**** Stored data

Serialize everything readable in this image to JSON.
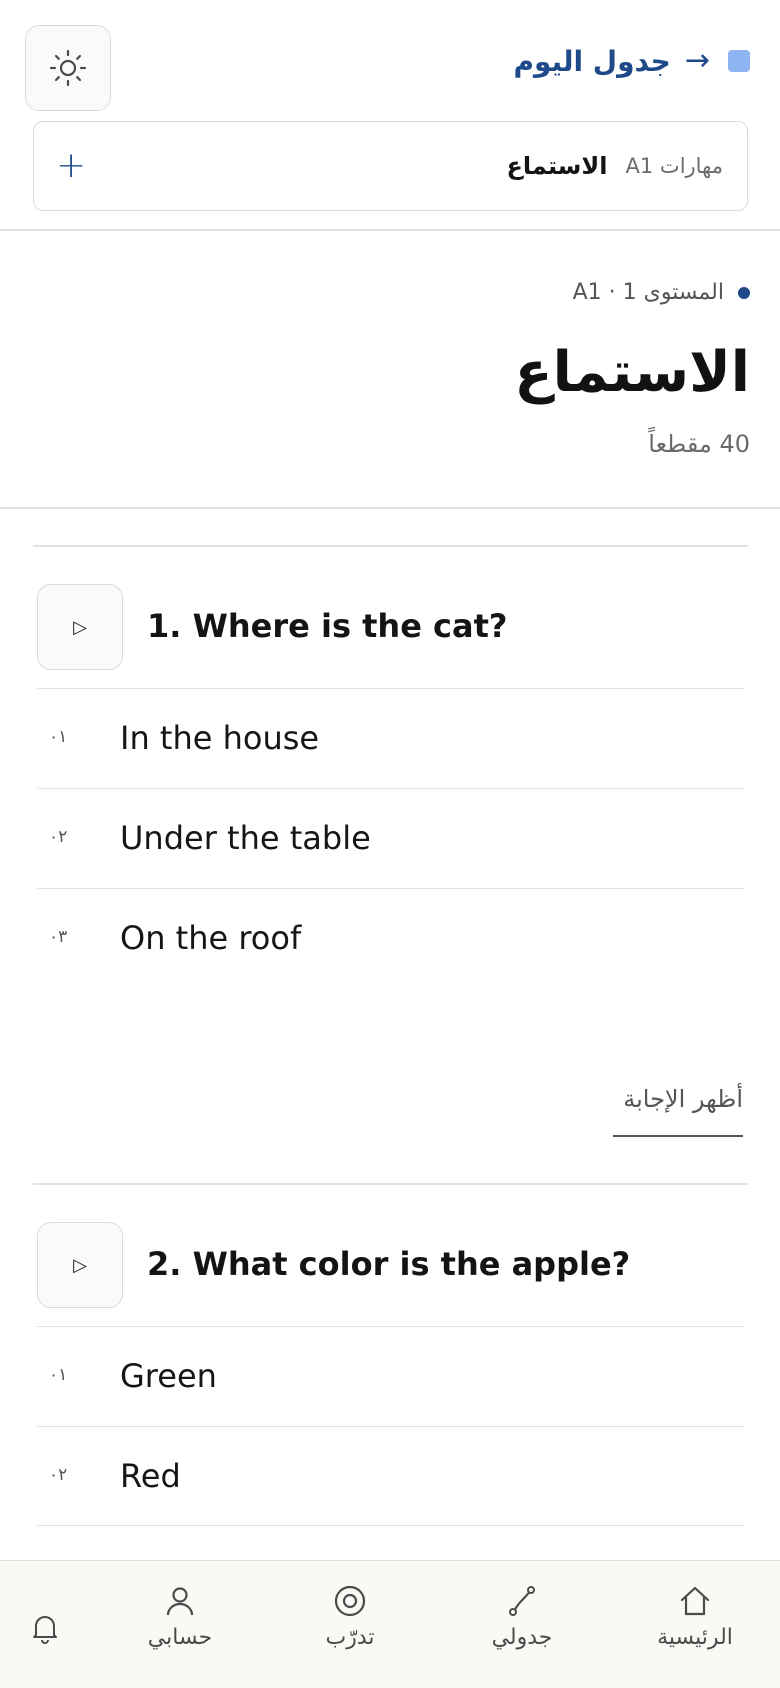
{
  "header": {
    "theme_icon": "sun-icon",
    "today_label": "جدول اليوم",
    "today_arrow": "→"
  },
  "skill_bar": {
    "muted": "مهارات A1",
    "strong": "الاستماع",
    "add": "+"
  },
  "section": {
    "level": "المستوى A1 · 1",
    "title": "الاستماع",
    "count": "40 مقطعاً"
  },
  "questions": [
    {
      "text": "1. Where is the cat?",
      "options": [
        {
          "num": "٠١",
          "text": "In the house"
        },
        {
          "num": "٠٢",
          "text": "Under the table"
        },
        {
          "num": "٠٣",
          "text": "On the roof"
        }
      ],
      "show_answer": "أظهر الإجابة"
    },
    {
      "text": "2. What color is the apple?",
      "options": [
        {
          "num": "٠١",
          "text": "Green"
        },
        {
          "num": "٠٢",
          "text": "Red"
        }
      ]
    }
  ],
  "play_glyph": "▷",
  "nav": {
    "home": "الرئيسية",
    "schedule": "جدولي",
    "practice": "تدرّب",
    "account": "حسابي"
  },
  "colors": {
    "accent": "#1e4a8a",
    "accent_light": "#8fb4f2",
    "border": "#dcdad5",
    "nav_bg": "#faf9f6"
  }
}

********
**** Stored data

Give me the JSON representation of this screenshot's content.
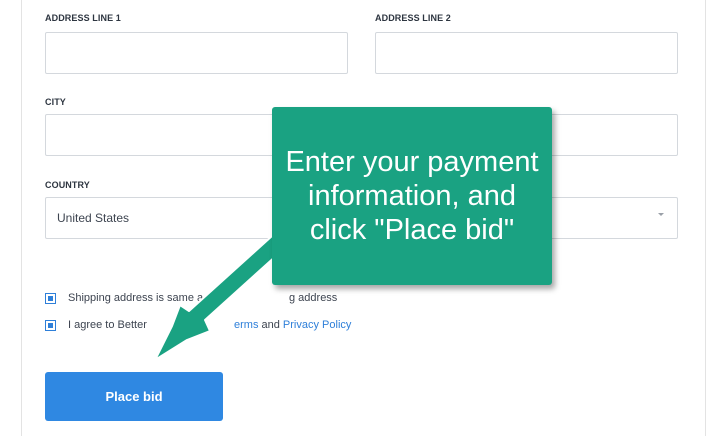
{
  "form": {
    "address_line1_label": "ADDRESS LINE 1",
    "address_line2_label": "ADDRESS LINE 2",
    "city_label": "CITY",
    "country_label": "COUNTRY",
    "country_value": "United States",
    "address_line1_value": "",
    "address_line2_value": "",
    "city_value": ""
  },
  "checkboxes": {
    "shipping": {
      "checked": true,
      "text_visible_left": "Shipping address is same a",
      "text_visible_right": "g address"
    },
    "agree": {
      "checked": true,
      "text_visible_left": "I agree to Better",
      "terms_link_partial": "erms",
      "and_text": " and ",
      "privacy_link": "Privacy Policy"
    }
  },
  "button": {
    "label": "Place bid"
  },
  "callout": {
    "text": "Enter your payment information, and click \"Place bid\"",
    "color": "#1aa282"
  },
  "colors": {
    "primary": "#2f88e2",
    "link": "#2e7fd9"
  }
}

********
**** Stored data

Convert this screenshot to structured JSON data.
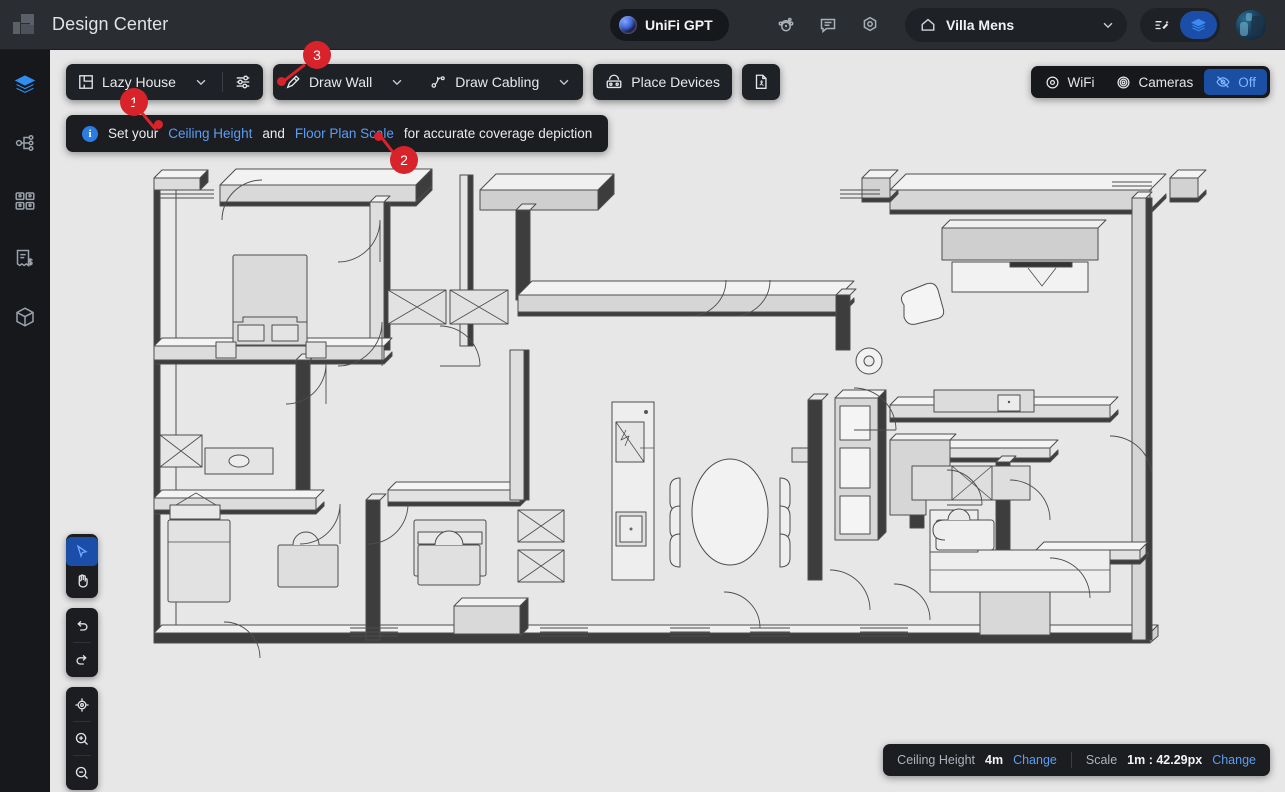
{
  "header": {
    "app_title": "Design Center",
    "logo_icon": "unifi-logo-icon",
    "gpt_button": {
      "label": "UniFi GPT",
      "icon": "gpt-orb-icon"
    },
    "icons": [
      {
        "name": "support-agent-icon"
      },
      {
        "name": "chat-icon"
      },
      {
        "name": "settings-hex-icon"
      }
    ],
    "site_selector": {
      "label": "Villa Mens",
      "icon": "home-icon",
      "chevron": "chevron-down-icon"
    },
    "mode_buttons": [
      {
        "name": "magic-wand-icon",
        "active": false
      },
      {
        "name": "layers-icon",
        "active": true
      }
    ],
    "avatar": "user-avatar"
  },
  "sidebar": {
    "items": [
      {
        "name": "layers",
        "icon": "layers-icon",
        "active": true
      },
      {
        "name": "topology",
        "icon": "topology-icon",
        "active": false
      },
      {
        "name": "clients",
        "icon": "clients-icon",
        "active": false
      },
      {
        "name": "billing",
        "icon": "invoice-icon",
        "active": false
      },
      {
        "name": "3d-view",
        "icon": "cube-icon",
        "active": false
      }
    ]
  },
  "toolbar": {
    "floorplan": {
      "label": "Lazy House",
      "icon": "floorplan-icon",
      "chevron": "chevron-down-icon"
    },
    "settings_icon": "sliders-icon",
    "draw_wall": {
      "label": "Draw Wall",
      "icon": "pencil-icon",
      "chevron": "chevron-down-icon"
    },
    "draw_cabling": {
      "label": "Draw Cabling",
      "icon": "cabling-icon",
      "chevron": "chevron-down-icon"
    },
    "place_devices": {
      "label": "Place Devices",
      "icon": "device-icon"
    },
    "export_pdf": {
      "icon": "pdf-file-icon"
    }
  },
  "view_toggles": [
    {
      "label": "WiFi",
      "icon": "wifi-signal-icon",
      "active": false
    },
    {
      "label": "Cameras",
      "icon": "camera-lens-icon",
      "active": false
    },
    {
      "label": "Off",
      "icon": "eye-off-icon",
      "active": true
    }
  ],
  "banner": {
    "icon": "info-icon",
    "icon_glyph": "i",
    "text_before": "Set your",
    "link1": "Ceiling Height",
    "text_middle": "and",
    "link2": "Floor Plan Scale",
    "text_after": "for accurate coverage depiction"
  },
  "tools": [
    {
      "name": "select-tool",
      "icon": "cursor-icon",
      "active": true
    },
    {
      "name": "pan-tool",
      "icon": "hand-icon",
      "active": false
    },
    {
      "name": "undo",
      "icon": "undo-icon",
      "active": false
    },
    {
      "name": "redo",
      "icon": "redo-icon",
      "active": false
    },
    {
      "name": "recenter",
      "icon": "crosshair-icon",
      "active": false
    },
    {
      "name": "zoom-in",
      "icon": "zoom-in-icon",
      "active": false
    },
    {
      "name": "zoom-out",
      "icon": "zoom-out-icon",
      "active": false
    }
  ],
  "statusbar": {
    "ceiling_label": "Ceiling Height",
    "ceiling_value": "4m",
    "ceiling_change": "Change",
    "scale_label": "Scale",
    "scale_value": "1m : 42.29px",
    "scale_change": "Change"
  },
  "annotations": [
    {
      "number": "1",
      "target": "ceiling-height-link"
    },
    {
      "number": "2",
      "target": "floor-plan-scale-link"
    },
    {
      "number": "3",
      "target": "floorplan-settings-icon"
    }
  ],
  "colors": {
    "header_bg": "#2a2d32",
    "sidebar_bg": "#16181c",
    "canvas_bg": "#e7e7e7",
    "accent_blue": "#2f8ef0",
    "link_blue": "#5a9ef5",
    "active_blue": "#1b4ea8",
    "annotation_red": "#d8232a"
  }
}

********

Short task
Return all lines with the word "screenshot" in them.

Exercise response
Give me the JSON representation of this screenshot's content.
Convert this screenshot to structured JSON data.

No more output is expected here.